— Task statement —
What you return must be every line below that includes the word "JSON".

(Dataset records on visual material)
═══
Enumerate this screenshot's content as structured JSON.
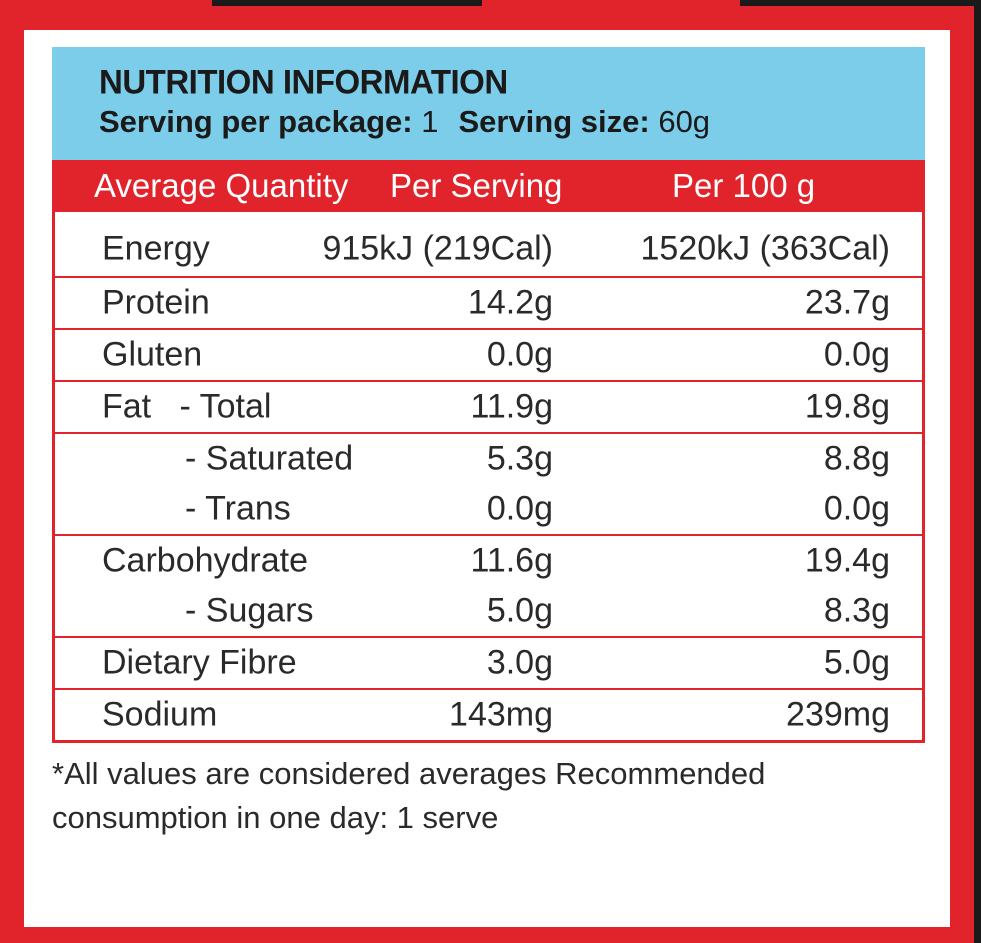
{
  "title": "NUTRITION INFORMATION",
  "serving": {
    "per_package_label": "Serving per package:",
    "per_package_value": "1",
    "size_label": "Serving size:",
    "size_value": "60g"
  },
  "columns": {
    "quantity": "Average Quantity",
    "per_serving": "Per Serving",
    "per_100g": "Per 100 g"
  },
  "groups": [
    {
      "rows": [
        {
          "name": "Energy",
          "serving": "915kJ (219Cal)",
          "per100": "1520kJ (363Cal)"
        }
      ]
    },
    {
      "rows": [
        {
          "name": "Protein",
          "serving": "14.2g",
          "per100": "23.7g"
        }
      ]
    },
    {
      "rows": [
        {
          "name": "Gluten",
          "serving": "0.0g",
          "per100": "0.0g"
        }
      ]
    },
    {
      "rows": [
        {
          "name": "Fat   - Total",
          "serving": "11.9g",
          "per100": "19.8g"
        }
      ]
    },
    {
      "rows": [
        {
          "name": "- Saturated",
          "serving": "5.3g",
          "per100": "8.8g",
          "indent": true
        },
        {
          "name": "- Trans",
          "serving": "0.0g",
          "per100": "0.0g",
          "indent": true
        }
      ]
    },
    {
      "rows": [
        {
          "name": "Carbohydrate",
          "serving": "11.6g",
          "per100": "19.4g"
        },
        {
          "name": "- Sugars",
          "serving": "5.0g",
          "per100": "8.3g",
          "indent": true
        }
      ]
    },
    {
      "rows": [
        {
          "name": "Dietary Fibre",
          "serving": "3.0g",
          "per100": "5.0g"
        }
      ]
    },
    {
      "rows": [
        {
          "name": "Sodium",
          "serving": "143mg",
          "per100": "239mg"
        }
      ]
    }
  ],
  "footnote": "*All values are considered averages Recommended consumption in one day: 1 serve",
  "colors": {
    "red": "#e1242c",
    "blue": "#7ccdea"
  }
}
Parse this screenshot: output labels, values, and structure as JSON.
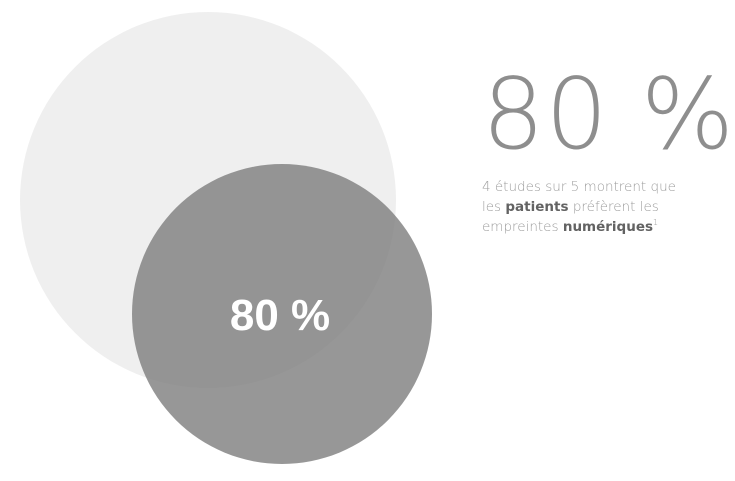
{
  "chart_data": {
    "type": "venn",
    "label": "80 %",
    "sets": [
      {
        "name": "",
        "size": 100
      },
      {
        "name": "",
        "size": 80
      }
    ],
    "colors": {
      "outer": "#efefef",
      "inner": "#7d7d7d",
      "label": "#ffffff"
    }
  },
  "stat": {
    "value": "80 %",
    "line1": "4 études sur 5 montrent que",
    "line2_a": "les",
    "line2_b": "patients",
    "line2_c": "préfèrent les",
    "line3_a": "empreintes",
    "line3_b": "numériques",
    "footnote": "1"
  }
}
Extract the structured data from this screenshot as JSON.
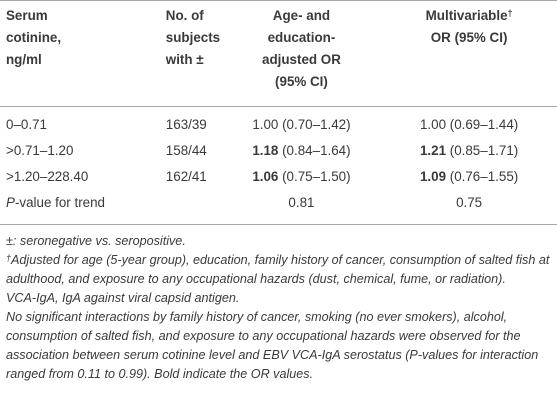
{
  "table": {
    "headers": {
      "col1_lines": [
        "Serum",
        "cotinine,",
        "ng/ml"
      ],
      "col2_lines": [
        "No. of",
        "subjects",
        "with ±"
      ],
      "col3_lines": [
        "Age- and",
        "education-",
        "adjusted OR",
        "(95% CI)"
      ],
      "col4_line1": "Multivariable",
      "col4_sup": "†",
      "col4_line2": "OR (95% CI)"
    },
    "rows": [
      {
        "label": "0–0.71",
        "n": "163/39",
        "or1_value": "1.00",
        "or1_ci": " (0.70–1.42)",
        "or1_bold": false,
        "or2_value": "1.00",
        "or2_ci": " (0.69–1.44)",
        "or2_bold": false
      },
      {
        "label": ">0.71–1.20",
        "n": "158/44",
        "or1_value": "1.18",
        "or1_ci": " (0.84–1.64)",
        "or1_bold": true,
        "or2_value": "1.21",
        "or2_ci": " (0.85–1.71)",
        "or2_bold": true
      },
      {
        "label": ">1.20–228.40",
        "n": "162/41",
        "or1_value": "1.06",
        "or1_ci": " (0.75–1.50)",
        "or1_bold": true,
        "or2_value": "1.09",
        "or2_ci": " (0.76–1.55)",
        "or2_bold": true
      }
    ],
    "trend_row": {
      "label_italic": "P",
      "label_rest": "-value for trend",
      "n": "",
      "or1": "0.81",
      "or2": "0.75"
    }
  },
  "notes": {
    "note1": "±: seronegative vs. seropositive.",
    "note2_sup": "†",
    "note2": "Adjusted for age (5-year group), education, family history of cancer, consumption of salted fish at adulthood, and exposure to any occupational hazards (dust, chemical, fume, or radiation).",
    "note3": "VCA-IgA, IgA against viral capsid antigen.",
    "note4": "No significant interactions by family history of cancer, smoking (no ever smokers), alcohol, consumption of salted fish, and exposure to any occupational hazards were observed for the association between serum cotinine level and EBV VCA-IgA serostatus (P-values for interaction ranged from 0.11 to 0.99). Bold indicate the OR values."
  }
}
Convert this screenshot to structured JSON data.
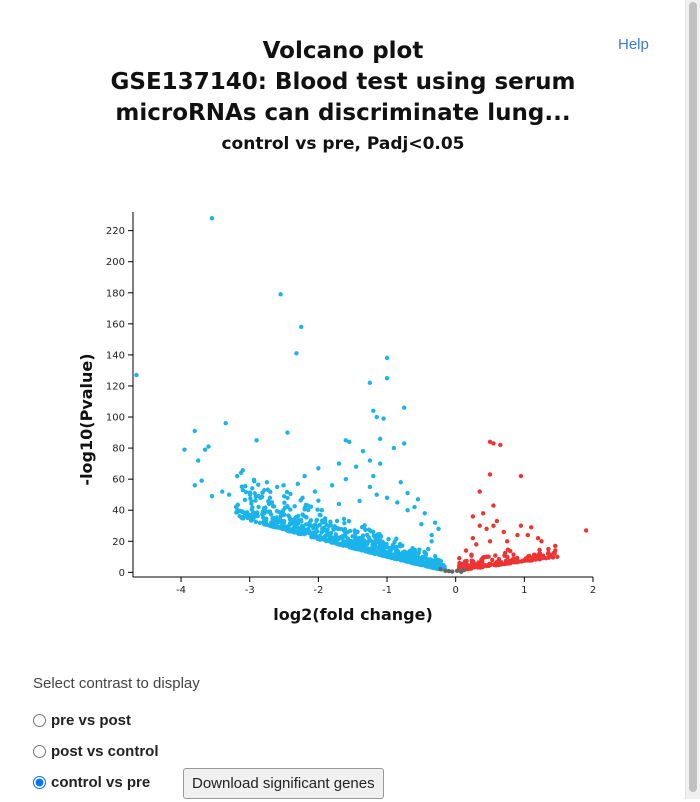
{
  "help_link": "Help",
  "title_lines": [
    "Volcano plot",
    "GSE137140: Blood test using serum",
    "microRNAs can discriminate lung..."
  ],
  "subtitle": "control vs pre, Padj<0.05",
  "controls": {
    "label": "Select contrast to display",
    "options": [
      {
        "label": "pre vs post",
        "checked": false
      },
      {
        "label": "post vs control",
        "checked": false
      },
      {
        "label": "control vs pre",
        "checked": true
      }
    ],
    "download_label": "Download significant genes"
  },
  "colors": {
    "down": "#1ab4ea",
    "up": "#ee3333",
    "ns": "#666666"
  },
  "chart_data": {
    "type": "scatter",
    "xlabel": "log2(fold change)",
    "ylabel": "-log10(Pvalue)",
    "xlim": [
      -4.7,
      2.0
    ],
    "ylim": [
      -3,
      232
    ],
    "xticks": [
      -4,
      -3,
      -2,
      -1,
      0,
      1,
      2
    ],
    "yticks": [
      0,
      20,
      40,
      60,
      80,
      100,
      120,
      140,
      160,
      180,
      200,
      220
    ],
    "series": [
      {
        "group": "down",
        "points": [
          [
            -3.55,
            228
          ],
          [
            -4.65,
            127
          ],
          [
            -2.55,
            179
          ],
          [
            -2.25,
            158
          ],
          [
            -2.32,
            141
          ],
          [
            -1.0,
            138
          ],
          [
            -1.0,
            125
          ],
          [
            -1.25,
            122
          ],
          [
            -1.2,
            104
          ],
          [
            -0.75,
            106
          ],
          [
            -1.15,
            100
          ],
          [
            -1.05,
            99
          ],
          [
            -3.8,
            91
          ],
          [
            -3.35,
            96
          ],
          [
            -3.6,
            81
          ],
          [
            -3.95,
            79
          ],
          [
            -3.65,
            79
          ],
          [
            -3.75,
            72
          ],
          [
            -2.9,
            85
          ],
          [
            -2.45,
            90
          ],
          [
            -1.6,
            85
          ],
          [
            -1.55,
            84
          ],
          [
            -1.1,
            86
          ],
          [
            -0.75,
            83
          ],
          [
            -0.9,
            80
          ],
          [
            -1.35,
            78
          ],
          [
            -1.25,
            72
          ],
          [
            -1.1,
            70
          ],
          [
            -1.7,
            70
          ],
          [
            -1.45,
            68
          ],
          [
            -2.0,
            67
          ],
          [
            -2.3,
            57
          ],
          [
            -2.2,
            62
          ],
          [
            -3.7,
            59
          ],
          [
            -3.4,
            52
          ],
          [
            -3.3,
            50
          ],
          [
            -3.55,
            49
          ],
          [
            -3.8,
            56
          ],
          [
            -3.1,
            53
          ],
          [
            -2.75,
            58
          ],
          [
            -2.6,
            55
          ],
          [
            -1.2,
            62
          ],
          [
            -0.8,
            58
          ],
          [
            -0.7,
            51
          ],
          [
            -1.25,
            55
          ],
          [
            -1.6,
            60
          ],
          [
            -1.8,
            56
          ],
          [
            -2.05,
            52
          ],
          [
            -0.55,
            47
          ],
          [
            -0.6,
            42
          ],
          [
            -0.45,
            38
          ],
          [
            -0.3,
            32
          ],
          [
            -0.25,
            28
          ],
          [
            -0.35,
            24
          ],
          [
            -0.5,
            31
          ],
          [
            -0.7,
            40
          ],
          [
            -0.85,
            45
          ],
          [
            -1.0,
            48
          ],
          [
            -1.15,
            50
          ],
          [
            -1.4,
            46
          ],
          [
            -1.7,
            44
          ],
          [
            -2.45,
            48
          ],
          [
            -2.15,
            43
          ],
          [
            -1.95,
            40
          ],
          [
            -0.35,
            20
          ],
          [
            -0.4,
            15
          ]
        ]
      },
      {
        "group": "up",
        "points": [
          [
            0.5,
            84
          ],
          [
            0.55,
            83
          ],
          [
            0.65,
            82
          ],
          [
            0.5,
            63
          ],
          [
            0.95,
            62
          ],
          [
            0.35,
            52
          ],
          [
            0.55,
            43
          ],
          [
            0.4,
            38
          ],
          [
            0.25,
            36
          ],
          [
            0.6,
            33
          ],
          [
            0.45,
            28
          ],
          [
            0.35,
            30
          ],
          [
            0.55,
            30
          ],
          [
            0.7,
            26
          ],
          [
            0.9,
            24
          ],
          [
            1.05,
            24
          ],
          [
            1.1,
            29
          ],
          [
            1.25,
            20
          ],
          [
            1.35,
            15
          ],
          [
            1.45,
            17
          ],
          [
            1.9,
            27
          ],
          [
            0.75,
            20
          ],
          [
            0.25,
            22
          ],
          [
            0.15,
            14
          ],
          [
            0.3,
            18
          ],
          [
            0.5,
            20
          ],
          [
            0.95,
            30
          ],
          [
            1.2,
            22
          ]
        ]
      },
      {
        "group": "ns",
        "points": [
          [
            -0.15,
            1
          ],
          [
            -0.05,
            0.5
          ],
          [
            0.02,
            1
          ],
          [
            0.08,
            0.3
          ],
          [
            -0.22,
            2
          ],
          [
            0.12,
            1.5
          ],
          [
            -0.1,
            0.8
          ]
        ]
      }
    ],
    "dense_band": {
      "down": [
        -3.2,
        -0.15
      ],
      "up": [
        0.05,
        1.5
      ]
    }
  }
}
═══
— Your response —
Enumerate this screenshot's content as structured JSON.
Parse this screenshot: output labels, values, and structure as JSON.
Extract the structured data from this screenshot as JSON.
Convert this screenshot to structured JSON data.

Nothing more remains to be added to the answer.